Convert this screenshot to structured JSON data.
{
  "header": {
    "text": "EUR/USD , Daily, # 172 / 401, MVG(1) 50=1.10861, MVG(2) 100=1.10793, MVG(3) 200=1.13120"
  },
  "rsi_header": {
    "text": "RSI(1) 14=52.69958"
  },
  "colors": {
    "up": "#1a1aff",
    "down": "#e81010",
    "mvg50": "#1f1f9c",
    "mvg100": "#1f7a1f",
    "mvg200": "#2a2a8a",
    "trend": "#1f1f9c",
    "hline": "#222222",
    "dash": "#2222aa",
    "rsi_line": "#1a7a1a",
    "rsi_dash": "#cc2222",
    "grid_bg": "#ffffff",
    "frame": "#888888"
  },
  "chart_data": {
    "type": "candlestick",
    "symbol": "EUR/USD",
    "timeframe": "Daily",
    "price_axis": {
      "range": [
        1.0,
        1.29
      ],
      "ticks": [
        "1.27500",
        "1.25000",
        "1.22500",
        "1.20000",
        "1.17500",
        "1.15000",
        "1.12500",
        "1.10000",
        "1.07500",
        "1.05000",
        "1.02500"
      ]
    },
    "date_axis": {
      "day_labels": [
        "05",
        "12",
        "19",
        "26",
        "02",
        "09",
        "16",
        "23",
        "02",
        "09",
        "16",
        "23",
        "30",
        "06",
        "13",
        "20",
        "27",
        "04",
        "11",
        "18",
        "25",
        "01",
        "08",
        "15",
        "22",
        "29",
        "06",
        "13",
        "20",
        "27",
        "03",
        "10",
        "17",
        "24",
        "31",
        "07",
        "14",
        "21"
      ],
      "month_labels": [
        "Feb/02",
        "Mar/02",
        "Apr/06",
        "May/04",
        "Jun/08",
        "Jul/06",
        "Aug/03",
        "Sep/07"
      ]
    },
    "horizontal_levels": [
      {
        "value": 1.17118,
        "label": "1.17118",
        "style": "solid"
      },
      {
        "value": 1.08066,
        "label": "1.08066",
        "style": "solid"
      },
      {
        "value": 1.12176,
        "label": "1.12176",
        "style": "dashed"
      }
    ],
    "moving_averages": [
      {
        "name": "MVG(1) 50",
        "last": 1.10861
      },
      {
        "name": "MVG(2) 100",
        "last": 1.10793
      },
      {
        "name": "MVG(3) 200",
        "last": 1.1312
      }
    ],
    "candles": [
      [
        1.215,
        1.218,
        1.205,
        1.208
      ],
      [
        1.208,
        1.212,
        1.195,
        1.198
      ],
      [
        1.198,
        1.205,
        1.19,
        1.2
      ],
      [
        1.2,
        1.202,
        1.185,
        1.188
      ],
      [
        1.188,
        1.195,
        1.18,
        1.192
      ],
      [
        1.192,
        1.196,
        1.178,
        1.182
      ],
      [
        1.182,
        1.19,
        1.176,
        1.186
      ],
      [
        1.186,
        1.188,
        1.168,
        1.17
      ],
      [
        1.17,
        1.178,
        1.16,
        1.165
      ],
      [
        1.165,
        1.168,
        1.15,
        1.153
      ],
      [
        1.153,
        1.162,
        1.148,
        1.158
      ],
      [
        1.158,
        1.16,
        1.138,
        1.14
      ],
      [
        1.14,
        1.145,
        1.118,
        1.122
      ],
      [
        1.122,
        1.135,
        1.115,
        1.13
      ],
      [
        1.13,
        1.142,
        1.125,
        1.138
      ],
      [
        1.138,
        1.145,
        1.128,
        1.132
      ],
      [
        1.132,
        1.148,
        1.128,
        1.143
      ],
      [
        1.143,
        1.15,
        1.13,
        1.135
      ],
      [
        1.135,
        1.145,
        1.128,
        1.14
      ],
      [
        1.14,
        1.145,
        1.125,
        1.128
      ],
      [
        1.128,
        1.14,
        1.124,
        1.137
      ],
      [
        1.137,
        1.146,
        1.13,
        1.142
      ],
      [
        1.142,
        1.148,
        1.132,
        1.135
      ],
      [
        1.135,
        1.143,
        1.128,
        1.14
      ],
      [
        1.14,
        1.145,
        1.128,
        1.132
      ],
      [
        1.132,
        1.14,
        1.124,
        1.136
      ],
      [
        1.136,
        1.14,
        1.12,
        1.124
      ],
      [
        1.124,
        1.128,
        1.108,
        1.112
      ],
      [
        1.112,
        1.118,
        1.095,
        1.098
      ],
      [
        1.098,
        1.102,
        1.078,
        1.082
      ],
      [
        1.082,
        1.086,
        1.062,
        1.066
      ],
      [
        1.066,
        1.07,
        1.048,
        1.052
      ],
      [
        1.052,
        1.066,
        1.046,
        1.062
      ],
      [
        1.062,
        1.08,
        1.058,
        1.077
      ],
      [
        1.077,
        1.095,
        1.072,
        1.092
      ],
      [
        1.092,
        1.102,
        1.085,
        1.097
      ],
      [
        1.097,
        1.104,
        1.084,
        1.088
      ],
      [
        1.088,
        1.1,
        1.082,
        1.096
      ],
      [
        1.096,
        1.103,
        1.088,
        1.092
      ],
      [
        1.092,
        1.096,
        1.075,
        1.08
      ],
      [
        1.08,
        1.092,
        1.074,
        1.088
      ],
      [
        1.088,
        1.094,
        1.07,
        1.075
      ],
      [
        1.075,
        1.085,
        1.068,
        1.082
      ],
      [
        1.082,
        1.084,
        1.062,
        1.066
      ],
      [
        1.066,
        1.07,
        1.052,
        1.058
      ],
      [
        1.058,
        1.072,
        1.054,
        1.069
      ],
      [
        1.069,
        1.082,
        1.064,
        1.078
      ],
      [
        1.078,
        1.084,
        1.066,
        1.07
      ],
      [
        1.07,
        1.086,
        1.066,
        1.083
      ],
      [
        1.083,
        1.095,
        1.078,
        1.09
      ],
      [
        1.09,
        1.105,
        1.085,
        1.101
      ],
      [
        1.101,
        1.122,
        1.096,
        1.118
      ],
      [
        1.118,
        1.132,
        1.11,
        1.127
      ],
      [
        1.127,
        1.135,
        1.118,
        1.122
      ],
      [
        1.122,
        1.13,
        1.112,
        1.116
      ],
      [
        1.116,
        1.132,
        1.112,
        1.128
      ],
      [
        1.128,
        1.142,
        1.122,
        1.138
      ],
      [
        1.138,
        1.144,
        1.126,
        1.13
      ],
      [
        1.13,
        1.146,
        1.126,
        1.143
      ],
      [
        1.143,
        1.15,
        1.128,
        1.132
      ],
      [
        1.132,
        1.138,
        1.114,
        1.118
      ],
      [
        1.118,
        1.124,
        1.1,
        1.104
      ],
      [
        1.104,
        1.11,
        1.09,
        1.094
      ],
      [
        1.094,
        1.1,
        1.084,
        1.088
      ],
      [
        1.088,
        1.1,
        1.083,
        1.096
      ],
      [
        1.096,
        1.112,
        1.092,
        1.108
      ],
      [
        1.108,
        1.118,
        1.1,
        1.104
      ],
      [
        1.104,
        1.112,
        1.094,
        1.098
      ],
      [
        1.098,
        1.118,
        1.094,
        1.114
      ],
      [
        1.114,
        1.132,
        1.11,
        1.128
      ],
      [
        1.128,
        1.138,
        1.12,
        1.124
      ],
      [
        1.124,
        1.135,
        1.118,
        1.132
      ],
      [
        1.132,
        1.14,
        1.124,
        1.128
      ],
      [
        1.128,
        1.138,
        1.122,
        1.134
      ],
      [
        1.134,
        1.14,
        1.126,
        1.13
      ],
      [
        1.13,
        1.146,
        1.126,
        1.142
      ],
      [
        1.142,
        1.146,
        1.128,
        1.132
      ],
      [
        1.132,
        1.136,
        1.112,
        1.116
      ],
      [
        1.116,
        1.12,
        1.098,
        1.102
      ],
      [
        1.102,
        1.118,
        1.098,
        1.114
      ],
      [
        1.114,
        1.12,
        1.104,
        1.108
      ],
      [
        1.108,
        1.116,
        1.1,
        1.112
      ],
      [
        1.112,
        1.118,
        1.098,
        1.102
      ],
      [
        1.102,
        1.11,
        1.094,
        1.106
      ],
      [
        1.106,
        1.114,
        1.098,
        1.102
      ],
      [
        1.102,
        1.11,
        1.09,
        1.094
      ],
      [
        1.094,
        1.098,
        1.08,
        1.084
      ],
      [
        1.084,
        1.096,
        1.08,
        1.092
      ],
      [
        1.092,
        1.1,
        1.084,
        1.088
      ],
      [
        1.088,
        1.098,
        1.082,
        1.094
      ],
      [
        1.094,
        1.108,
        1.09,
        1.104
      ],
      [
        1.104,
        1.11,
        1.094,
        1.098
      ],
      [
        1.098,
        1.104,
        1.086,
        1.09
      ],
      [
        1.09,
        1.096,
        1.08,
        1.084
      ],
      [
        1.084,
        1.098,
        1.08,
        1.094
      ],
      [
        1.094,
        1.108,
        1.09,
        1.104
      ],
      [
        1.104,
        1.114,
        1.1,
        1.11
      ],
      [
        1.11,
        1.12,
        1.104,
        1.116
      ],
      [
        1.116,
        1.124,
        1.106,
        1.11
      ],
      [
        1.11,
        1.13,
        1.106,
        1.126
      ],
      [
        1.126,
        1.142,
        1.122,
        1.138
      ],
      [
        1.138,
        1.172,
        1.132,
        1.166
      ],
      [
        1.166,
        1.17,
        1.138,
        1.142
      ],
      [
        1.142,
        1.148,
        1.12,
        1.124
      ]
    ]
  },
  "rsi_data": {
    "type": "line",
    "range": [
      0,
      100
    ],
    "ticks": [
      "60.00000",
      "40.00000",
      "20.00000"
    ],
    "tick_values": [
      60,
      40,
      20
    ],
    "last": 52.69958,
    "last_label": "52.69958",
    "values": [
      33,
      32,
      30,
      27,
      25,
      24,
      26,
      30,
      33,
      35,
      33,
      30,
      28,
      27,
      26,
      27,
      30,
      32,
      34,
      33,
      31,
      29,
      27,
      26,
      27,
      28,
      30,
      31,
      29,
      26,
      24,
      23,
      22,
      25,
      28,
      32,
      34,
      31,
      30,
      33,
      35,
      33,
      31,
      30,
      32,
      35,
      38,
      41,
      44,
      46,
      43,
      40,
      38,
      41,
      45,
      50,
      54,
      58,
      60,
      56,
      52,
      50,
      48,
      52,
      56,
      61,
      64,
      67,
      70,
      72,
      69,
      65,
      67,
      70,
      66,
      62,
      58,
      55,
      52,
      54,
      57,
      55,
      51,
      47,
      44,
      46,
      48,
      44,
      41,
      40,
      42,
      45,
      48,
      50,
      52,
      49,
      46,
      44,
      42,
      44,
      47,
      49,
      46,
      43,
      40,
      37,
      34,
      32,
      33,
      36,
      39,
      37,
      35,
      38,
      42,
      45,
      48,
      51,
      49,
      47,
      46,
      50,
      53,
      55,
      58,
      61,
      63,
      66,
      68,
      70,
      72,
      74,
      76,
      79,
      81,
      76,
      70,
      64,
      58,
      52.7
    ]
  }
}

• [Written instruction]:
Copy every line above that holds the word "text".

• [Answer to this task]:
    "text": "EUR/USD , Daily, # 172 / 401, MVG(1) 50=1.10861, MVG(2) 100=1.10793, MVG(3) 200=1.13120"
    "text": "RSI(1) 14=52.69958"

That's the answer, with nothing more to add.